- [TRAVAIL DEMANDÉ]
(a) D'après le texte sur l'AKP et la vie privée, qui figurait parmi les jeunes avertis par le maire AKP ?
(b) Prolongez le texte sur l'AKP et la vie privée au-delà de sa dernière phrase.

Est-ce que nos grand-mères avaient l’habitude d’aller discuter avec leurs petits amis en bord de mer ? Non. Elles n’allaient d’ailleurs pas non plus à l’université ni ne cherchaient à rentrer à la Présidence de la République. Elles ne se seraient pas approchées d’Ismet Inönü (compagnon et successeur d’Atatürk, ndlr), le chef de la Nation.
Le voile, quant à lui, représente une étape intermédiaire dans le processus d’émancipation de la femme.
Mais un maire AKP se met en tête de prévenir de tels comportements, s’approche des jeunes couples et leur fait dire « attention, ce n’est pas bien ». C’est une affaire fausse et grave. D’autant que parmi les jeunes avertis figuraient une jeune femme voilée.
Quoi qu’il en soit, ces évènements tendant à séparer la femme de l’homme se vivent sous des administrations d’inspiration islamiste. Les interventions se font en référence à une culture traditionnelle. Pouvoir croire que les gens sont en mesure de mener une vie conforme aux attentes des responsables et décideurs politiques, est-ce encore une manière de penser propre à l’AKP ?
Il existe des cercles au sein de l’AKP qui ressentent de la sympathie pour de telles démarches. Mais la majorité pense désormais que l’Etat n’a pas à se mêler des affaires privées, n’a pas la légitimité nécessaire pour forcer les gens à fuir ou se cacher, n’a tout simplement pas vocation à faire pression sur les citoyens. Par ailleurs, ce débat sur l’adultère na pas trouvé le soutien de la majorité au sein de l’AKP. En pensant que le pouvoir public qui se mêle aujourd’hui de la police des relations conjugales peut demain se croire autorisé à intervenir sur l’aspect vestimentaire, sur la façon de se couvrir ou non la tête, la majorité des conservateurs en vient à la conclusion que la meilleure solution consiste, en fait, à laisser chacun vivre de la façon qu’il entend.

- [ENTRÉES ENREGISTRÉES]
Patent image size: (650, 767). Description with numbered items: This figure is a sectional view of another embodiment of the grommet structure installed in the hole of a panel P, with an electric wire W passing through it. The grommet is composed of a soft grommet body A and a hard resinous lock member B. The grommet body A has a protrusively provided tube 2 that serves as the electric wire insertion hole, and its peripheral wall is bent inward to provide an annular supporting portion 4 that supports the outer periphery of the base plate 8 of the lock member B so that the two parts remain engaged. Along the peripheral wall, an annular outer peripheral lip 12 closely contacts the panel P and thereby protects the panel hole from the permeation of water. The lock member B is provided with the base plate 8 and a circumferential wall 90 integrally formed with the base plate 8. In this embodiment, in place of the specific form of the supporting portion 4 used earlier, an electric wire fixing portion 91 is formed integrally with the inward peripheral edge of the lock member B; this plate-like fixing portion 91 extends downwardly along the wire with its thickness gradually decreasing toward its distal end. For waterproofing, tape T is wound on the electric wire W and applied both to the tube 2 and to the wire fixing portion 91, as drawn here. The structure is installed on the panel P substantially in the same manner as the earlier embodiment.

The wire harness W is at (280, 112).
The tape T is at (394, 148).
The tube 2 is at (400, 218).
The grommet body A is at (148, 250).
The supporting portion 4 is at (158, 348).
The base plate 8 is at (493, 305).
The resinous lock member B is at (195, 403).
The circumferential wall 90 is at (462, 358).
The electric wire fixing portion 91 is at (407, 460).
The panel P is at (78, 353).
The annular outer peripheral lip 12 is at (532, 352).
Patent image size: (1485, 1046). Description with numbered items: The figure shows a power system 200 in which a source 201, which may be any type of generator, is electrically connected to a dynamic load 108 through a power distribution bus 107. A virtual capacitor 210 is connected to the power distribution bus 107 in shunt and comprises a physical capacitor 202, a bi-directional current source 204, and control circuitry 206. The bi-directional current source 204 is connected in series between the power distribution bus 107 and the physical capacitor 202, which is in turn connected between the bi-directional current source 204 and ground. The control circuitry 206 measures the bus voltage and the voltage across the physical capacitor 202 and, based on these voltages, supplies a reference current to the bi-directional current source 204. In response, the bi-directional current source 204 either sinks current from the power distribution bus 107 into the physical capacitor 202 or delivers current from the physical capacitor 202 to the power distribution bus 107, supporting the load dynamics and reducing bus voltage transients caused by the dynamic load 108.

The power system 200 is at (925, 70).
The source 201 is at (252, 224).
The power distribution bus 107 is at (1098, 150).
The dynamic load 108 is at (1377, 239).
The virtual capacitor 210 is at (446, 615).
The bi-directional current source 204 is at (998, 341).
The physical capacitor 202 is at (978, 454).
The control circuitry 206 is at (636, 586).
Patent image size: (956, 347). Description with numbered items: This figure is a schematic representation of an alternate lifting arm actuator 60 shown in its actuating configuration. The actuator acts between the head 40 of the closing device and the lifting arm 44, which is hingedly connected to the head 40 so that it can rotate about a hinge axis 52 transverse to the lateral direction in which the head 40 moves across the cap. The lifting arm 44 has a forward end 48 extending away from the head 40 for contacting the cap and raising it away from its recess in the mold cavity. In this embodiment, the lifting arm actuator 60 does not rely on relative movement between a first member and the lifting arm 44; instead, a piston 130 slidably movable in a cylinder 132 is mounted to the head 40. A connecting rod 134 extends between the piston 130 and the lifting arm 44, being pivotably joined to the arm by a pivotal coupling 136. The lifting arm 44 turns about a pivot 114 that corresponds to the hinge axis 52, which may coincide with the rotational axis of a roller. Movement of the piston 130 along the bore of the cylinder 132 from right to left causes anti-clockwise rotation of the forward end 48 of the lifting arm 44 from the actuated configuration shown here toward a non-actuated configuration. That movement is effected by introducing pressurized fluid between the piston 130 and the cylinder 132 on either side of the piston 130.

- [RÉPONSES DANS L'ORDRE]
(a) Une jeune femme voilée.

(b)
D’ailleurs, l’islamisme turc est complètement différent de ce que l’on peut connaître dans le reste du monde musulman. L’Islam pratiqué chez nous est foncièrement plus libéral. Vouloir que les gens se comportent en fonction des directives émises par le pouvoir politique constitue une manière d’ingénierie sociale que les conservateurs turcs récusent.
Si les orientations sont fondamentalement différentes entre l’islamisme et le kémalisme, en pratique on trouve de nombreuses ressemblances. Les deux idéologies proposent d’utiliser le pouvoir d’Etat : l’un selon le schéma de l’Islam politique, l’autre selon un schéma positiviste imposé au quotidien des citoyens. Il en est ainsi du bolchévisme comme du baassisme.
Les déclarations du premier ministre relatives à l’adultère comme les interdits énoncés par le maire de Samsun à l’encontre des jeunes, révèlent-ils le vrai visage de l’AKP ?
(en pleine crise de l’adultère, le maire AKP de Samsun, Mer Noire, devait donner consigne à sa police municipale de « surveiller de près » les jeunes couples sur le front de mer. Face au scandale, il devait finalement faire machine arrière, ndlr)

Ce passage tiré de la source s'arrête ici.